— Begin Data records —

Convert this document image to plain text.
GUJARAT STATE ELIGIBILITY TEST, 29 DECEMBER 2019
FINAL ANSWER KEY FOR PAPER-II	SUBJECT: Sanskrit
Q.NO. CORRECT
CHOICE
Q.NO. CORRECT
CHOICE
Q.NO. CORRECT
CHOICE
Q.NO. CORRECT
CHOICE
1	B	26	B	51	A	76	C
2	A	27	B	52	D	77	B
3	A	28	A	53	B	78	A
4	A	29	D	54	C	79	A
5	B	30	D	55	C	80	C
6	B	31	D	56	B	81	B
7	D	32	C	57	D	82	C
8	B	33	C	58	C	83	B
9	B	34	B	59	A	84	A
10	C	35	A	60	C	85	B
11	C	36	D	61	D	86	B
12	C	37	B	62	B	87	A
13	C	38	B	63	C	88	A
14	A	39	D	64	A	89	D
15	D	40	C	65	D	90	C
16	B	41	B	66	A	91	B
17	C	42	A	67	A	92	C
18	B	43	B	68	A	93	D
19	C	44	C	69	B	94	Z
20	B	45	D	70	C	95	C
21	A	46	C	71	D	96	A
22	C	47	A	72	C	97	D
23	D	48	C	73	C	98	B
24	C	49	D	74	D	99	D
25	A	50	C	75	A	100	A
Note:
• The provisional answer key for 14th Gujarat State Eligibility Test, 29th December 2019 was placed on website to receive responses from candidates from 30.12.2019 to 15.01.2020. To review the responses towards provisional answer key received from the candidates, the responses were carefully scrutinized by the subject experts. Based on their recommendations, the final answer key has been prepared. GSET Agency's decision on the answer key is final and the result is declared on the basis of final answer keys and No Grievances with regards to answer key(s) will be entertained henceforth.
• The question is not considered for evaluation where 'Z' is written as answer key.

— End Data records —

Reproduce all the records precisely.

Convert this document image to plain text.
GUJARAT STATE ELIGIBILITY TEST, 29 DECEMBER 2019
FINAL ANSWER KEY FOR PAPER-II	SUBJECT: Sanskrit
Q.NO. CORRECT
CHOICE
Q.NO. CORRECT
CHOICE
Q.NO. CORRECT
CHOICE
Q.NO. CORRECT
CHOICE
1	B	26	B	51	A	76	C
2	A	27	B	52	D	77	B
3	A	28	A	53	B	78	A
4	A	29	D	54	C	79	A
5	B	30	D	55	C	80	C
6	B	31	D	56	B	81	B
7	D	32	C	57	D	82	C
8	B	33	C	58	C	83	B
9	B	34	B	59	A	84	A
10	C	35	A	60	C	85	B
11	C	36	D	61	D	86	B
12	C	37	B	62	B	87	A
13	C	38	B	63	C	88	A
14	A	39	D	64	A	89	D
15	D	40	C	65	D	90	C
16	B	41	B	66	A	91	B
17	C	42	A	67	A	92	C
18	B	43	B	68	A	93	D
19	C	44	C	69	B	94	Z
20	B	45	D	70	C	95	C
21	A	46	C	71	D	96	A
22	C	47	A	72	C	97	D
23	D	48	C	73	C	98	B
24	C	49	D	74	D	99	D
25	A	50	C	75	A	100	A
Note:
• The provisional answer key for 14th Gujarat State Eligibility Test, 29th December 2019 was placed on website to receive responses from candidates from 30.12.2019 to 15.01.2020. To review the responses towards provisional answer key received from the candidates, the responses were carefully scrutinized by the subject experts. Based on their recommendations, the final answer key has been prepared. GSET Agency's decision on the answer key is final and the result is declared on the basis of final answer keys and No Grievances with regards to answer key(s) will be entertained henceforth.
• The question is not considered for evaluation where 'Z' is written as answer key.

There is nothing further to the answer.